EXERCISE DIRECTIONS
Any pictures in the records below should be skipped; write out everything else exactly.

::: INPUT FOR THIS TASK

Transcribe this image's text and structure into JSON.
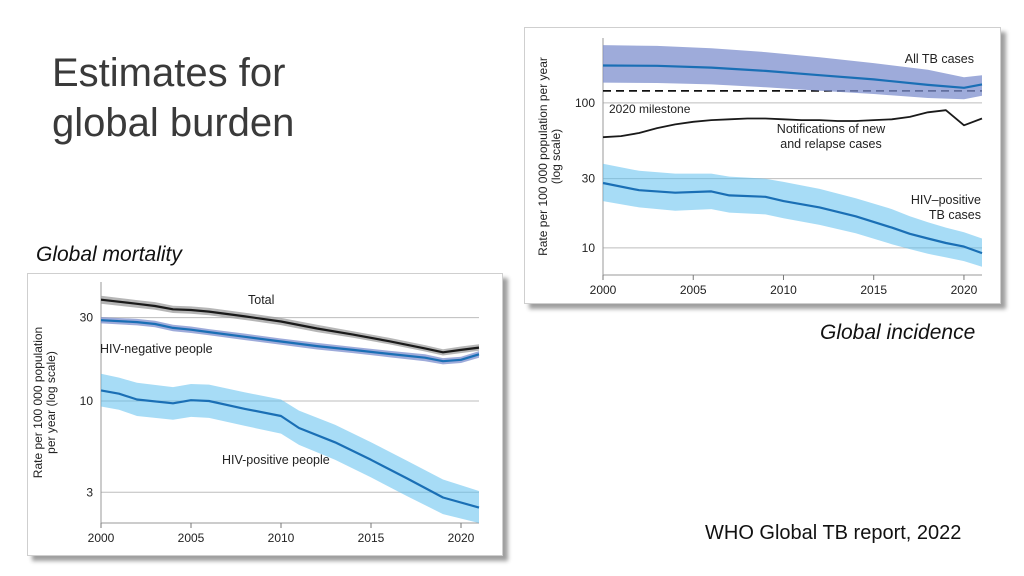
{
  "slide": {
    "title_line1": "Estimates for",
    "title_line2": "global burden",
    "caption_mortality": "Global mortality",
    "caption_incidence": "Global incidence",
    "source": "WHO Global TB report, 2022"
  },
  "colors": {
    "blue_line": "#1a6fb5",
    "blue_band": "#5ec0ee",
    "navy_band": "#7d8fce",
    "black_line": "#1a1a1a",
    "grey_band": "#9e9e9e"
  },
  "chart_data": [
    {
      "id": "incidence",
      "type": "line",
      "scale": "log",
      "xlabel": "",
      "ylabel_line1": "Rate per 100 000 population per year",
      "ylabel_line2": "(log scale)",
      "xlim": [
        2000,
        2021
      ],
      "ylim": [
        6.5,
        280
      ],
      "xticks": [
        2000,
        2005,
        2010,
        2015,
        2020
      ],
      "yticks": [
        10,
        30,
        100
      ],
      "milestone": {
        "label": "2020 milestone",
        "value": 121
      },
      "series": [
        {
          "name": "All TB cases",
          "label_lines": [
            "All TB cases"
          ],
          "style": "band",
          "x": [
            2000,
            2003,
            2006,
            2009,
            2012,
            2015,
            2018,
            2020,
            2021
          ],
          "values": [
            181,
            180,
            175,
            166,
            155,
            145,
            133,
            127,
            134
          ],
          "lower": [
            138,
            137,
            134,
            128,
            121,
            115,
            108,
            106,
            112
          ],
          "upper": [
            250,
            247,
            238,
            224,
            206,
            188,
            169,
            150,
            155
          ]
        },
        {
          "name": "Notifications of new and relapse cases",
          "label_lines": [
            "Notifications of new",
            "and relapse cases"
          ],
          "style": "line",
          "x": [
            2000,
            2001,
            2002,
            2003,
            2004,
            2005,
            2006,
            2007,
            2008,
            2009,
            2010,
            2011,
            2012,
            2013,
            2014,
            2015,
            2016,
            2017,
            2018,
            2019,
            2020,
            2021
          ],
          "values": [
            58,
            59,
            62,
            67,
            71,
            74,
            76,
            77,
            78,
            78,
            77,
            76,
            76,
            75,
            75,
            76,
            77,
            80,
            86,
            89,
            70,
            78
          ]
        },
        {
          "name": "HIV-positive TB cases",
          "label_lines": [
            "HIV–positive",
            "TB cases"
          ],
          "style": "band",
          "x": [
            2000,
            2002,
            2004,
            2006,
            2007,
            2009,
            2010,
            2012,
            2014,
            2016,
            2017,
            2018,
            2019,
            2020,
            2021
          ],
          "values": [
            28,
            25,
            24,
            24.5,
            23,
            22.5,
            21,
            19,
            16.5,
            13.8,
            12.5,
            11.6,
            10.8,
            10.2,
            9.2
          ],
          "lower": [
            21,
            19,
            18,
            18.5,
            17.5,
            17,
            16,
            14.4,
            12.6,
            10.6,
            9.8,
            9.1,
            8.6,
            8.1,
            7.4
          ],
          "upper": [
            38,
            34,
            32.5,
            32.5,
            31,
            30,
            28.5,
            25.5,
            22,
            18.5,
            16.5,
            15,
            13.8,
            12.8,
            11.6
          ]
        }
      ]
    },
    {
      "id": "mortality",
      "type": "line",
      "scale": "log",
      "xlabel": "",
      "ylabel_line1": "Rate per 100 000 population",
      "ylabel_line2": "per year (log scale)",
      "xlim": [
        2000,
        2021
      ],
      "ylim": [
        2,
        48
      ],
      "xticks": [
        2000,
        2005,
        2010,
        2015,
        2020
      ],
      "yticks": [
        3,
        10,
        30
      ],
      "series": [
        {
          "name": "Total",
          "label_lines": [
            "Total"
          ],
          "style": "band",
          "color": "black",
          "x": [
            2000,
            2002,
            2003,
            2004,
            2005,
            2006,
            2008,
            2010,
            2012,
            2014,
            2016,
            2018,
            2019,
            2020,
            2021
          ],
          "values": [
            38,
            36,
            35,
            33.5,
            33.2,
            32.5,
            30.5,
            28.5,
            26,
            24,
            22,
            20,
            19,
            19.6,
            20.2
          ],
          "lower": [
            36,
            34.2,
            33.3,
            31.9,
            31.6,
            31,
            29.1,
            27.2,
            24.8,
            23,
            21.1,
            19.2,
            18.2,
            18.8,
            19.4
          ],
          "upper": [
            40,
            37.8,
            36.8,
            35.1,
            34.8,
            34.1,
            32,
            29.9,
            27.3,
            25.1,
            23,
            20.9,
            19.8,
            20.5,
            21.1
          ]
        },
        {
          "name": "HIV-negative people",
          "label_lines": [
            "HIV-negative people"
          ],
          "style": "band",
          "color": "navy",
          "x": [
            2000,
            2002,
            2003,
            2004,
            2005,
            2006,
            2008,
            2010,
            2012,
            2014,
            2016,
            2018,
            2019,
            2020,
            2021
          ],
          "values": [
            29,
            28.3,
            27.6,
            26.2,
            25.6,
            24.8,
            23.3,
            21.9,
            20.6,
            19.6,
            18.6,
            17.7,
            16.9,
            17.2,
            18.5
          ],
          "lower": [
            27.8,
            27.1,
            26.4,
            25.1,
            24.5,
            23.8,
            22.3,
            21,
            19.7,
            18.8,
            17.8,
            16.9,
            16.2,
            16.5,
            17.7
          ],
          "upper": [
            30.2,
            29.5,
            28.8,
            27.3,
            26.7,
            25.8,
            24.3,
            22.8,
            21.5,
            20.4,
            19.4,
            18.5,
            17.6,
            17.9,
            19.3
          ]
        },
        {
          "name": "HIV-positive people",
          "label_lines": [
            "HIV-positive people"
          ],
          "style": "band",
          "color": "blue",
          "x": [
            2000,
            2001,
            2002,
            2004,
            2005,
            2006,
            2008,
            2010,
            2011,
            2013,
            2015,
            2017,
            2019,
            2021
          ],
          "values": [
            11.5,
            11,
            10.2,
            9.7,
            10.1,
            10,
            9,
            8.2,
            7,
            5.8,
            4.6,
            3.6,
            2.8,
            2.45
          ],
          "lower": [
            9.3,
            8.9,
            8.2,
            7.8,
            8.1,
            8,
            7.2,
            6.5,
            5.6,
            4.6,
            3.65,
            2.85,
            2.25,
            2.0
          ],
          "upper": [
            14.3,
            13.6,
            12.7,
            12,
            12.5,
            12.4,
            11.2,
            10.2,
            8.8,
            7.3,
            5.8,
            4.55,
            3.55,
            3.05
          ]
        }
      ]
    }
  ]
}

::::::

RESULT OF THE TASK
Transcribe this image's text and structure into JSON.
{
  "slide": {
    "title_line1": "Estimates for",
    "title_line2": "global burden",
    "caption_mortality": "Global mortality",
    "caption_incidence": "Global incidence",
    "source": "WHO Global TB report, 2022"
  },
  "colors": {
    "blue_line": "#1a6fb5",
    "blue_band": "#5ec0ee",
    "navy_band": "#7d8fce",
    "black_line": "#1a1a1a",
    "grey_band": "#9e9e9e"
  },
  "chart_data": [
    {
      "id": "incidence",
      "type": "line",
      "scale": "log",
      "xlabel": "",
      "ylabel_line1": "Rate per 100 000 population per year",
      "ylabel_line2": "(log scale)",
      "xlim": [
        2000,
        2021
      ],
      "ylim": [
        6.5,
        280
      ],
      "xticks": [
        2000,
        2005,
        2010,
        2015,
        2020
      ],
      "yticks": [
        10,
        30,
        100
      ],
      "milestone": {
        "label": "2020 milestone",
        "value": 121
      },
      "series": [
        {
          "name": "All TB cases",
          "label_lines": [
            "All TB cases"
          ],
          "style": "band",
          "x": [
            2000,
            2003,
            2006,
            2009,
            2012,
            2015,
            2018,
            2020,
            2021
          ],
          "values": [
            181,
            180,
            175,
            166,
            155,
            145,
            133,
            127,
            134
          ],
          "lower": [
            138,
            137,
            134,
            128,
            121,
            115,
            108,
            106,
            112
          ],
          "upper": [
            250,
            247,
            238,
            224,
            206,
            188,
            169,
            150,
            155
          ]
        },
        {
          "name": "Notifications of new and relapse cases",
          "label_lines": [
            "Notifications of new",
            "and relapse cases"
          ],
          "style": "line",
          "x": [
            2000,
            2001,
            2002,
            2003,
            2004,
            2005,
            2006,
            2007,
            2008,
            2009,
            2010,
            2011,
            2012,
            2013,
            2014,
            2015,
            2016,
            2017,
            2018,
            2019,
            2020,
            2021
          ],
          "values": [
            58,
            59,
            62,
            67,
            71,
            74,
            76,
            77,
            78,
            78,
            77,
            76,
            76,
            75,
            75,
            76,
            77,
            80,
            86,
            89,
            70,
            78
          ]
        },
        {
          "name": "HIV-positive TB cases",
          "label_lines": [
            "HIV–positive",
            "TB cases"
          ],
          "style": "band",
          "x": [
            2000,
            2002,
            2004,
            2006,
            2007,
            2009,
            2010,
            2012,
            2014,
            2016,
            2017,
            2018,
            2019,
            2020,
            2021
          ],
          "values": [
            28,
            25,
            24,
            24.5,
            23,
            22.5,
            21,
            19,
            16.5,
            13.8,
            12.5,
            11.6,
            10.8,
            10.2,
            9.2
          ],
          "lower": [
            21,
            19,
            18,
            18.5,
            17.5,
            17,
            16,
            14.4,
            12.6,
            10.6,
            9.8,
            9.1,
            8.6,
            8.1,
            7.4
          ],
          "upper": [
            38,
            34,
            32.5,
            32.5,
            31,
            30,
            28.5,
            25.5,
            22,
            18.5,
            16.5,
            15,
            13.8,
            12.8,
            11.6
          ]
        }
      ]
    },
    {
      "id": "mortality",
      "type": "line",
      "scale": "log",
      "xlabel": "",
      "ylabel_line1": "Rate per 100 000 population",
      "ylabel_line2": "per year (log scale)",
      "xlim": [
        2000,
        2021
      ],
      "ylim": [
        2,
        48
      ],
      "xticks": [
        2000,
        2005,
        2010,
        2015,
        2020
      ],
      "yticks": [
        3,
        10,
        30
      ],
      "series": [
        {
          "name": "Total",
          "label_lines": [
            "Total"
          ],
          "style": "band",
          "color": "black",
          "x": [
            2000,
            2002,
            2003,
            2004,
            2005,
            2006,
            2008,
            2010,
            2012,
            2014,
            2016,
            2018,
            2019,
            2020,
            2021
          ],
          "values": [
            38,
            36,
            35,
            33.5,
            33.2,
            32.5,
            30.5,
            28.5,
            26,
            24,
            22,
            20,
            19,
            19.6,
            20.2
          ],
          "lower": [
            36,
            34.2,
            33.3,
            31.9,
            31.6,
            31,
            29.1,
            27.2,
            24.8,
            23,
            21.1,
            19.2,
            18.2,
            18.8,
            19.4
          ],
          "upper": [
            40,
            37.8,
            36.8,
            35.1,
            34.8,
            34.1,
            32,
            29.9,
            27.3,
            25.1,
            23,
            20.9,
            19.8,
            20.5,
            21.1
          ]
        },
        {
          "name": "HIV-negative people",
          "label_lines": [
            "HIV-negative people"
          ],
          "style": "band",
          "color": "navy",
          "x": [
            2000,
            2002,
            2003,
            2004,
            2005,
            2006,
            2008,
            2010,
            2012,
            2014,
            2016,
            2018,
            2019,
            2020,
            2021
          ],
          "values": [
            29,
            28.3,
            27.6,
            26.2,
            25.6,
            24.8,
            23.3,
            21.9,
            20.6,
            19.6,
            18.6,
            17.7,
            16.9,
            17.2,
            18.5
          ],
          "lower": [
            27.8,
            27.1,
            26.4,
            25.1,
            24.5,
            23.8,
            22.3,
            21,
            19.7,
            18.8,
            17.8,
            16.9,
            16.2,
            16.5,
            17.7
          ],
          "upper": [
            30.2,
            29.5,
            28.8,
            27.3,
            26.7,
            25.8,
            24.3,
            22.8,
            21.5,
            20.4,
            19.4,
            18.5,
            17.6,
            17.9,
            19.3
          ]
        },
        {
          "name": "HIV-positive people",
          "label_lines": [
            "HIV-positive people"
          ],
          "style": "band",
          "color": "blue",
          "x": [
            2000,
            2001,
            2002,
            2004,
            2005,
            2006,
            2008,
            2010,
            2011,
            2013,
            2015,
            2017,
            2019,
            2021
          ],
          "values": [
            11.5,
            11,
            10.2,
            9.7,
            10.1,
            10,
            9,
            8.2,
            7,
            5.8,
            4.6,
            3.6,
            2.8,
            2.45
          ],
          "lower": [
            9.3,
            8.9,
            8.2,
            7.8,
            8.1,
            8,
            7.2,
            6.5,
            5.6,
            4.6,
            3.65,
            2.85,
            2.25,
            2.0
          ],
          "upper": [
            14.3,
            13.6,
            12.7,
            12,
            12.5,
            12.4,
            11.2,
            10.2,
            8.8,
            7.3,
            5.8,
            4.55,
            3.55,
            3.05
          ]
        }
      ]
    }
  ]
}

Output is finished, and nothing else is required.